(Items from a data source)
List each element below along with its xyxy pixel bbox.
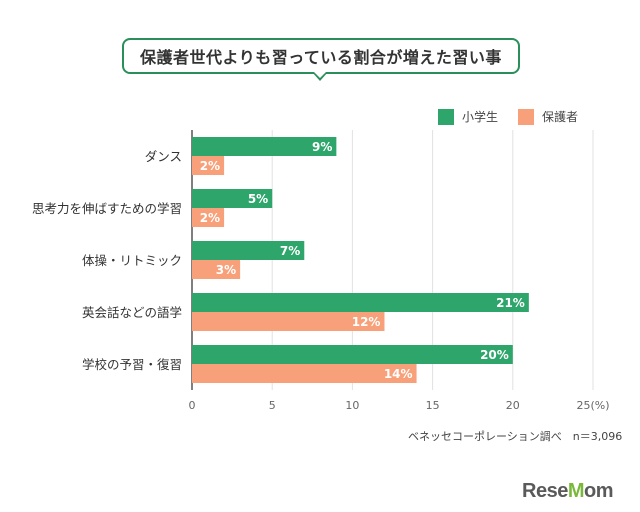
data-label-guardian-0: 2% <box>200 159 220 173</box>
data-label-guardian-4: 14% <box>384 367 413 381</box>
data-label-elementary-3: 21% <box>496 296 525 310</box>
x-tick-label-15: 15 <box>426 399 440 412</box>
x-tick-label-5: 5 <box>269 399 276 412</box>
bar-guardian-0 <box>192 156 225 175</box>
resemom-logo: ReseMom <box>522 480 613 502</box>
category-label-0: ダンス <box>145 149 182 164</box>
x-tick-label-10: 10 <box>345 399 359 412</box>
title-pointer-inner <box>314 72 326 78</box>
data-label-guardian-3: 12% <box>352 315 381 329</box>
bar-elementary-4 <box>192 345 513 364</box>
bar-elementary-0 <box>192 137 337 156</box>
data-label-guardian-1: 2% <box>200 211 220 225</box>
legend-item-guardian: 保護者 <box>518 108 578 125</box>
x-tick-label-25: 25(%) <box>576 399 609 412</box>
source-note: ベネッセコーポレーション調べ n＝3,096 <box>408 430 623 443</box>
legend-item-elementary: 小学生 <box>438 108 498 125</box>
legend-label-elementary: 小学生 <box>462 110 499 124</box>
legend-swatch-guardian <box>518 108 534 125</box>
category-label-4: 学校の予習・復習 <box>82 357 182 372</box>
x-tick-label-20: 20 <box>506 399 520 412</box>
bar-guardian-3 <box>192 312 385 331</box>
category-label-1: 思考力を伸ばすための学習 <box>32 201 182 216</box>
legend-swatch-elementary <box>438 108 454 125</box>
legend-label-guardian: 保護者 <box>542 110 579 124</box>
bar-elementary-1 <box>192 189 273 208</box>
category-label-2: 体操・リトミック <box>82 253 182 268</box>
data-label-elementary-0: 9% <box>312 140 332 154</box>
data-label-elementary-4: 20% <box>480 348 509 362</box>
bar-guardian-4 <box>192 364 417 383</box>
bar-guardian-1 <box>192 208 225 227</box>
bar-elementary-2 <box>192 241 305 260</box>
chart-title: 保護者世代よりも習っている割合が増えた習い事 <box>122 38 520 74</box>
x-tick-label-0: 0 <box>189 399 196 412</box>
category-label-3: 英会話などの語学 <box>82 305 182 320</box>
bar-guardian-2 <box>192 260 241 279</box>
data-label-elementary-1: 5% <box>248 192 268 206</box>
data-label-elementary-2: 7% <box>280 244 300 258</box>
bar-elementary-3 <box>192 293 529 312</box>
data-label-guardian-2: 3% <box>216 263 236 277</box>
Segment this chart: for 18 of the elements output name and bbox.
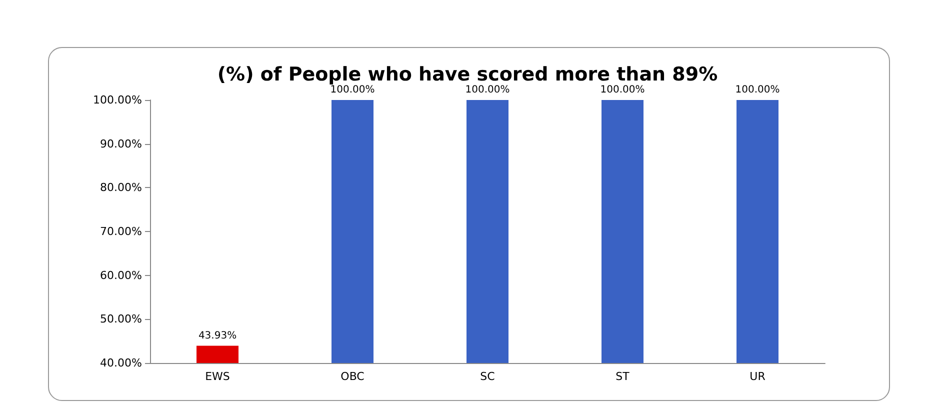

Task statement => Rewrite all the records above with every "guardian" swapped for "parent", leaving everything else as it is. Omit the pictures.

Result =>
List each element below along with its xyxy pixel bbox.
data-label-parent-0: 2% <box>200 159 220 173</box>
data-label-parent-4: 14% <box>384 367 413 381</box>
data-label-elementary-3: 21% <box>496 296 525 310</box>
x-tick-label-15: 15 <box>426 399 440 412</box>
x-tick-label-5: 5 <box>269 399 276 412</box>
bar-parent-0 <box>192 156 225 175</box>
resemom-logo: ReseMom <box>522 480 613 502</box>
category-label-0: ダンス <box>145 149 182 164</box>
x-tick-label-10: 10 <box>345 399 359 412</box>
title-pointer-inner <box>314 72 326 78</box>
data-label-parent-3: 12% <box>352 315 381 329</box>
bar-elementary-4 <box>192 345 513 364</box>
bar-elementary-0 <box>192 137 337 156</box>
data-label-parent-1: 2% <box>200 211 220 225</box>
legend-item-parent: 保護者 <box>518 108 578 125</box>
x-tick-label-25: 25(%) <box>576 399 609 412</box>
source-note: ベネッセコーポレーション調べ n＝3,096 <box>408 430 623 443</box>
legend-item-elementary: 小学生 <box>438 108 498 125</box>
legend-label-elementary: 小学生 <box>462 110 499 124</box>
legend-swatch-parent <box>518 108 534 125</box>
category-label-4: 学校の予習・復習 <box>82 357 182 372</box>
x-tick-label-20: 20 <box>506 399 520 412</box>
bar-parent-3 <box>192 312 385 331</box>
category-label-1: 思考力を伸ばすための学習 <box>32 201 182 216</box>
legend-swatch-elementary <box>438 108 454 125</box>
legend-label-parent: 保護者 <box>542 110 579 124</box>
bar-elementary-1 <box>192 189 273 208</box>
category-label-2: 体操・リトミック <box>82 253 182 268</box>
data-label-elementary-0: 9% <box>312 140 332 154</box>
data-label-elementary-4: 20% <box>480 348 509 362</box>
bar-parent-4 <box>192 364 417 383</box>
bar-parent-1 <box>192 208 225 227</box>
bar-elementary-2 <box>192 241 305 260</box>
chart-title: 保護者世代よりも習っている割合が増えた習い事 <box>122 38 520 74</box>
x-tick-label-0: 0 <box>189 399 196 412</box>
category-label-3: 英会話などの語学 <box>82 305 182 320</box>
bar-parent-2 <box>192 260 241 279</box>
data-label-elementary-1: 5% <box>248 192 268 206</box>
data-label-elementary-2: 7% <box>280 244 300 258</box>
bar-elementary-3 <box>192 293 529 312</box>
data-label-parent-2: 3% <box>216 263 236 277</box>
Segment this chart: for 18 of the elements output name and bbox.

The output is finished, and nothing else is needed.